**INFORMATION SHOWN:**
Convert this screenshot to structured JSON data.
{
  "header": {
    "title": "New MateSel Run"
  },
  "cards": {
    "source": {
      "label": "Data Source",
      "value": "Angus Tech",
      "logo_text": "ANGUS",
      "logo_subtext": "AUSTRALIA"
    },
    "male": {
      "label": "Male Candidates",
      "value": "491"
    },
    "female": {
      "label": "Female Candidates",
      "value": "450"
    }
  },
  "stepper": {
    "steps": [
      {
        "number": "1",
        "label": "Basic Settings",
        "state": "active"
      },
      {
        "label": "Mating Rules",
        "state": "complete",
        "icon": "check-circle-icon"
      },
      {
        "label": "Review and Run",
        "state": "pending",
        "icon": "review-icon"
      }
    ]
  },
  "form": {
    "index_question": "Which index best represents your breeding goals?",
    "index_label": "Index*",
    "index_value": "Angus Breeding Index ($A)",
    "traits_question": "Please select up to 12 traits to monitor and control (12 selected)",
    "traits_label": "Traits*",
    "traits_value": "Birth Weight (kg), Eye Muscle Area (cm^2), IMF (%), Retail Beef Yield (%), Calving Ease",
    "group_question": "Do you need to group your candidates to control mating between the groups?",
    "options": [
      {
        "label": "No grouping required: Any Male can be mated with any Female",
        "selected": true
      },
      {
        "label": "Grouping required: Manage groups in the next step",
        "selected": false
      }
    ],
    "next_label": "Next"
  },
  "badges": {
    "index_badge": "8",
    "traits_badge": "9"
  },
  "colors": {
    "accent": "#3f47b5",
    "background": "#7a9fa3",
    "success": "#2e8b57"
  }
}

**OBJECTIVE:**
In the entries above, find every line holding the word "control" and copy it out.

**TASK RESULT:**
    "traits_question": "Please select up to 12 traits to monitor and control (12 selected)",
    "group_question": "Do you need to group your candidates to control mating between the groups?",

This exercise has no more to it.